**WORK TO COMPLETE**
Each line that holds the word "условиях" is to be identified and copied.

########

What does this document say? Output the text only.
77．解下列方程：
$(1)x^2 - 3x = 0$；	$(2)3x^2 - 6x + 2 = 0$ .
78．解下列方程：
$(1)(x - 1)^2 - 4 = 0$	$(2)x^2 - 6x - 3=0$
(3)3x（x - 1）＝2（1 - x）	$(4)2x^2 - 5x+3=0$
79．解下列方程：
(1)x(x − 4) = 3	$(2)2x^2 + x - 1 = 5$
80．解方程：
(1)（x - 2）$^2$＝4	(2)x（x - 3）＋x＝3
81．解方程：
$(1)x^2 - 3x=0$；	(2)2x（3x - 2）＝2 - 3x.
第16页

########

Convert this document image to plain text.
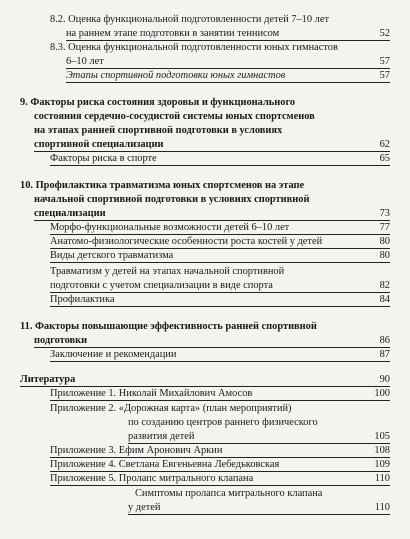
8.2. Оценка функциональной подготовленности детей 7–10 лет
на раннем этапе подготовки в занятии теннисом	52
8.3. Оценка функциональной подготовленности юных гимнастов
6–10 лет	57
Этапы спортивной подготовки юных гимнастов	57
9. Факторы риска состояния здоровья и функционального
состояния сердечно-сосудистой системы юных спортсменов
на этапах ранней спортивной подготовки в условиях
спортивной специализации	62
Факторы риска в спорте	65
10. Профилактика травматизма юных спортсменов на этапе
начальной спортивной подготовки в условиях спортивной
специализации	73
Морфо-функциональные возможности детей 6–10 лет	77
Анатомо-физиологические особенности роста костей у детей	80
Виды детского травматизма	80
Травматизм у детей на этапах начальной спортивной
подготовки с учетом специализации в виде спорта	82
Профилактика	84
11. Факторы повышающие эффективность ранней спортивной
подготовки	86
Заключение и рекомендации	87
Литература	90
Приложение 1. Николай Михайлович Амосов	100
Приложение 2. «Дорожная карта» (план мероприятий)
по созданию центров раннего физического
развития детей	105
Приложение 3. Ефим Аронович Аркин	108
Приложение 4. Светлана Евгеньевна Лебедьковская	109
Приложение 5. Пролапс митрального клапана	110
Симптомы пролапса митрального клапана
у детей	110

########

**OUTPUT**
на этапах ранней спортивной подготовки в условиях
начальной спортивной подготовки в условиях спортивной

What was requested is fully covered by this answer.